_Stated goal_
Below is a listing; reproduce each line of it exactly.

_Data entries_
---*---

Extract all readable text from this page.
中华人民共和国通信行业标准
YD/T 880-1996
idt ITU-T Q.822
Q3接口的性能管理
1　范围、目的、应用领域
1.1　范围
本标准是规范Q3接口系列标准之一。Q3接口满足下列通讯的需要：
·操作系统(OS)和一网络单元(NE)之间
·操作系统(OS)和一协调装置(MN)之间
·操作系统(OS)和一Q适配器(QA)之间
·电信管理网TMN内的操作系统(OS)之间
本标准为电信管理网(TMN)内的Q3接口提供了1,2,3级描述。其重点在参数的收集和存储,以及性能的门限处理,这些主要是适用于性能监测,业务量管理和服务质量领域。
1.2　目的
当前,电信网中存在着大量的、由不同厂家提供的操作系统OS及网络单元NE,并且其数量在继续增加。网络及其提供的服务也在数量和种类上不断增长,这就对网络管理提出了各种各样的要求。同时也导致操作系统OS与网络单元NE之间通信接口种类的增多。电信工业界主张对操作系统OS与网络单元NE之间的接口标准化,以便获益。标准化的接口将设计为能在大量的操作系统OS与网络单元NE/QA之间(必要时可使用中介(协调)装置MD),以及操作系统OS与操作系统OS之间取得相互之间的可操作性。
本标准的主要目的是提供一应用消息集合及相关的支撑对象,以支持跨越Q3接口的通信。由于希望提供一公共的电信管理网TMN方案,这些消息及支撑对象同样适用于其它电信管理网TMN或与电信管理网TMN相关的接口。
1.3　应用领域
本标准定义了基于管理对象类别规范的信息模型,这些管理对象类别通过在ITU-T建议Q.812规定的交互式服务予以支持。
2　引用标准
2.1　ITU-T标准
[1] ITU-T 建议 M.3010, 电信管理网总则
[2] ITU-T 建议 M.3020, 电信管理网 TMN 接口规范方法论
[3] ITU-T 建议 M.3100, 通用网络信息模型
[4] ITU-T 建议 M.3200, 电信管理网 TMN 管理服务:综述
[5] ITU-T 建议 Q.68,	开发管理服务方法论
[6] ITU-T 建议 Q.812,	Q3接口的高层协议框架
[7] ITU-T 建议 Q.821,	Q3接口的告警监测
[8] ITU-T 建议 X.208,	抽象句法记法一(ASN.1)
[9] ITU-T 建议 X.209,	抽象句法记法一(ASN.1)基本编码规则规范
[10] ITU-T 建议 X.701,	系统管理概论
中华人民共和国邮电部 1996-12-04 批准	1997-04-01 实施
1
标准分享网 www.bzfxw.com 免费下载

---*---

_Answer to the exercise_
Extract all readable text from this page.
中华人民共和国通信行业标准
YD/T 880-1996
idt ITU-T Q.822
Q3接口的性能管理
1　范围、目的、应用领域
1.1　范围
本标准是规范Q3接口系列标准之一。Q3接口满足下列通讯的需要：
·操作系统(OS)和一网络单元(NE)之间
·操作系统(OS)和一协调装置(MN)之间
·操作系统(OS)和一Q适配器(QA)之间
·电信管理网TMN内的操作系统(OS)之间
本标准为电信管理网(TMN)内的Q3接口提供了1,2,3级描述。其重点在参数的收集和存储,以及性能的门限处理,这些主要是适用于性能监测,业务量管理和服务质量领域。
1.2　目的
当前,电信网中存在着大量的、由不同厂家提供的操作系统OS及网络单元NE,并且其数量在继续增加。网络及其提供的服务也在数量和种类上不断增长,这就对网络管理提出了各种各样的要求。同时也导致操作系统OS与网络单元NE之间通信接口种类的增多。电信工业界主张对操作系统OS与网络单元NE之间的接口标准化,以便获益。标准化的接口将设计为能在大量的操作系统OS与网络单元NE/QA之间(必要时可使用中介(协调)装置MD),以及操作系统OS与操作系统OS之间取得相互之间的可操作性。
本标准的主要目的是提供一应用消息集合及相关的支撑对象,以支持跨越Q3接口的通信。由于希望提供一公共的电信管理网TMN方案,这些消息及支撑对象同样适用于其它电信管理网TMN或与电信管理网TMN相关的接口。
1.3　应用领域
本标准定义了基于管理对象类别规范的信息模型,这些管理对象类别通过在ITU-T建议Q.812规定的交互式服务予以支持。
2　引用标准
2.1　ITU-T标准
[1] ITU-T 建议 M.3010, 电信管理网总则
[2] ITU-T 建议 M.3020, 电信管理网 TMN 接口规范方法论
[3] ITU-T 建议 M.3100, 通用网络信息模型
[4] ITU-T 建议 M.3200, 电信管理网 TMN 管理服务:综述
[5] ITU-T 建议 Q.68,	开发管理服务方法论
[6] ITU-T 建议 Q.812,	Q3接口的高层协议框架
[7] ITU-T 建议 Q.821,	Q3接口的告警监测
[8] ITU-T 建议 X.208,	抽象句法记法一(ASN.1)
[9] ITU-T 建议 X.209,	抽象句法记法一(ASN.1)基本编码规则规范
[10] ITU-T 建议 X.701,	系统管理概论
中华人民共和国邮电部 1996-12-04 批准	1997-04-01 实施
1
标准分享网 www.bzfxw.com 免费下载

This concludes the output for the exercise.